EXERCISE AIM>
List, from the lines below, each one with "отказе" in it.

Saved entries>
__________________________________________________
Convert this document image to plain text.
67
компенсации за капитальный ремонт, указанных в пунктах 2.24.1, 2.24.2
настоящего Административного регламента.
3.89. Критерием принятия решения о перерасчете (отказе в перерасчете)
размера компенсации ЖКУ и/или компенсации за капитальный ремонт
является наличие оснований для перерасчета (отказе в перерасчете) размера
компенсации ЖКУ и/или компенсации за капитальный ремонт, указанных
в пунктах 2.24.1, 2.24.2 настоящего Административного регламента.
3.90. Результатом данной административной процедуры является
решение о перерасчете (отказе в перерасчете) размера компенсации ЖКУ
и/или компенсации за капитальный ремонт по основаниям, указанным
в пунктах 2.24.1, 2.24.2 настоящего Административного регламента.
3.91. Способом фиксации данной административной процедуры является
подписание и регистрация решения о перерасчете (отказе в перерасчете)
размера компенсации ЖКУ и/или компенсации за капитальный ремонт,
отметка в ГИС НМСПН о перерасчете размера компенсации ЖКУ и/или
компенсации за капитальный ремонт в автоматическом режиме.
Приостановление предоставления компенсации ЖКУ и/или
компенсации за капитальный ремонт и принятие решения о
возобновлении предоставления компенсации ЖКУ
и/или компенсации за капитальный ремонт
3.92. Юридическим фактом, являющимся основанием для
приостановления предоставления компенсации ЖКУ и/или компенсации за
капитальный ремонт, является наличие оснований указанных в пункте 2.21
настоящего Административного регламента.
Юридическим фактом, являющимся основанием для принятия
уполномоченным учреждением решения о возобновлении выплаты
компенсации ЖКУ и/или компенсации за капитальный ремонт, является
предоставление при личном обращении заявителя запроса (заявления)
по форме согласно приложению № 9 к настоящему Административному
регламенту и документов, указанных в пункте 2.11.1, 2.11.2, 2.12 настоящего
__________________________________________________
WRITTEN SOLUTION>
3.89. Критерием принятия решения о перерасчете (отказе в перерасчете)
является наличие оснований для перерасчета (отказе в перерасчете) размера
решение о перерасчете (отказе в перерасчете) размера компенсации ЖКУ
подписание и регистрация решения о перерасчете (отказе в перерасчете)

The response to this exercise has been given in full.